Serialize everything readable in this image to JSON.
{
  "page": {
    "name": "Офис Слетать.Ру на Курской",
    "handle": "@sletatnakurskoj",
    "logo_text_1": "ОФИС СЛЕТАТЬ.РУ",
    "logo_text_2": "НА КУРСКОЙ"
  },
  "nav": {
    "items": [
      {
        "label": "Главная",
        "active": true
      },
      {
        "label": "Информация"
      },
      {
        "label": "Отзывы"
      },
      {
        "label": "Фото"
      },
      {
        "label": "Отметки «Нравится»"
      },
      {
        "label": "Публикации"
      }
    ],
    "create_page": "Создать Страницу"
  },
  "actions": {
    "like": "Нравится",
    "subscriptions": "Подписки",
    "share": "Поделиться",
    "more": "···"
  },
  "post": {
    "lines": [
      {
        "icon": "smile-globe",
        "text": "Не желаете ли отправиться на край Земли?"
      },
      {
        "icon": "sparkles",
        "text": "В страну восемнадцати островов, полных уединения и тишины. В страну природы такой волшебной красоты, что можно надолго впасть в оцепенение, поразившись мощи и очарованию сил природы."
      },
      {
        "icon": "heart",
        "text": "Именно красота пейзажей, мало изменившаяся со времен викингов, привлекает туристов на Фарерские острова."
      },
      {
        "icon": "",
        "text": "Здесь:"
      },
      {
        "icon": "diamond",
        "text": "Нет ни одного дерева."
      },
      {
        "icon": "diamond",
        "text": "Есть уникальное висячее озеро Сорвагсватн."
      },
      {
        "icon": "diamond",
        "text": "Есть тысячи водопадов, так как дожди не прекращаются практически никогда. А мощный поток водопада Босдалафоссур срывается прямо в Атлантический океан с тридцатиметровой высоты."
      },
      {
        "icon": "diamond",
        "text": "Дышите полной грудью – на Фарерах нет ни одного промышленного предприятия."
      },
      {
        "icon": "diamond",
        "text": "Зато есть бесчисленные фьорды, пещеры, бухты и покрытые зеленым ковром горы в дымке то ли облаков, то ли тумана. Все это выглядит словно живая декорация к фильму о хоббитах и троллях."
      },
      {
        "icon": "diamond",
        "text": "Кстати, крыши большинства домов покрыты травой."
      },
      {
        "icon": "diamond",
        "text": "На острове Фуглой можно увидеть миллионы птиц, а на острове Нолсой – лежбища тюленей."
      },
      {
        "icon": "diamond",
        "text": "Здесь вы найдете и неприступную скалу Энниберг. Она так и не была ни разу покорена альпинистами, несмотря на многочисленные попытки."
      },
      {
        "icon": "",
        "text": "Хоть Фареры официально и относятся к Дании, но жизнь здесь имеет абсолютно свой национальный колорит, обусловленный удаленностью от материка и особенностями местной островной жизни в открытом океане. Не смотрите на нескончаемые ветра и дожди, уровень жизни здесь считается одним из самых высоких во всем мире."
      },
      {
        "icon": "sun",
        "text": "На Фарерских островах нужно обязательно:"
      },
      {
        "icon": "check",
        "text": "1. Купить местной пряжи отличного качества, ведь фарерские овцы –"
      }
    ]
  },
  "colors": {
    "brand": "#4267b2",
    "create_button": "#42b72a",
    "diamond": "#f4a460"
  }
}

--------

Write the material out exactly, with nothing left out.

Reply:
Serialize everything readable in this image to JSON.
{
  "page": {
    "name": "Офис Слетать.Ру на Курской",
    "handle": "@sletatnakurskoj",
    "logo_text_1": "ОФИС СЛЕТАТЬ.РУ",
    "logo_text_2": "НА КУРСКОЙ"
  },
  "nav": {
    "items": [
      {
        "label": "Главная",
        "active": true
      },
      {
        "label": "Информация"
      },
      {
        "label": "Отзывы"
      },
      {
        "label": "Фото"
      },
      {
        "label": "Отметки «Нравится»"
      },
      {
        "label": "Публикации"
      }
    ],
    "create_page": "Создать Страницу"
  },
  "actions": {
    "like": "Нравится",
    "subscriptions": "Подписки",
    "share": "Поделиться",
    "more": "···"
  },
  "post": {
    "lines": [
      {
        "icon": "smile-globe",
        "text": "Не желаете ли отправиться на край Земли?"
      },
      {
        "icon": "sparkles",
        "text": "В страну восемнадцати островов, полных уединения и тишины. В страну природы такой волшебной красоты, что можно надолго впасть в оцепенение, поразившись мощи и очарованию сил природы."
      },
      {
        "icon": "heart",
        "text": "Именно красота пейзажей, мало изменившаяся со времен викингов, привлекает туристов на Фарерские острова."
      },
      {
        "icon": "",
        "text": "Здесь:"
      },
      {
        "icon": "diamond",
        "text": "Нет ни одного дерева."
      },
      {
        "icon": "diamond",
        "text": "Есть уникальное висячее озеро Сорвагсватн."
      },
      {
        "icon": "diamond",
        "text": "Есть тысячи водопадов, так как дожди не прекращаются практически никогда. А мощный поток водопада Босдалафоссур срывается прямо в Атлантический океан с тридцатиметровой высоты."
      },
      {
        "icon": "diamond",
        "text": "Дышите полной грудью – на Фарерах нет ни одного промышленного предприятия."
      },
      {
        "icon": "diamond",
        "text": "Зато есть бесчисленные фьорды, пещеры, бухты и покрытые зеленым ковром горы в дымке то ли облаков, то ли тумана. Все это выглядит словно живая декорация к фильму о хоббитах и троллях."
      },
      {
        "icon": "diamond",
        "text": "Кстати, крыши большинства домов покрыты травой."
      },
      {
        "icon": "diamond",
        "text": "На острове Фуглой можно увидеть миллионы птиц, а на острове Нолсой – лежбища тюленей."
      },
      {
        "icon": "diamond",
        "text": "Здесь вы найдете и неприступную скалу Энниберг. Она так и не была ни разу покорена альпинистами, несмотря на многочисленные попытки."
      },
      {
        "icon": "",
        "text": "Хоть Фареры официально и относятся к Дании, но жизнь здесь имеет абсолютно свой национальный колорит, обусловленный удаленностью от материка и особенностями местной островной жизни в открытом океане. Не смотрите на нескончаемые ветра и дожди, уровень жизни здесь считается одним из самых высоких во всем мире."
      },
      {
        "icon": "sun",
        "text": "На Фарерских островах нужно обязательно:"
      },
      {
        "icon": "check",
        "text": "1. Купить местной пряжи отличного качества, ведь фарерские овцы –"
      }
    ]
  },
  "colors": {
    "brand": "#4267b2",
    "create_button": "#42b72a",
    "diamond": "#f4a460"
  }
}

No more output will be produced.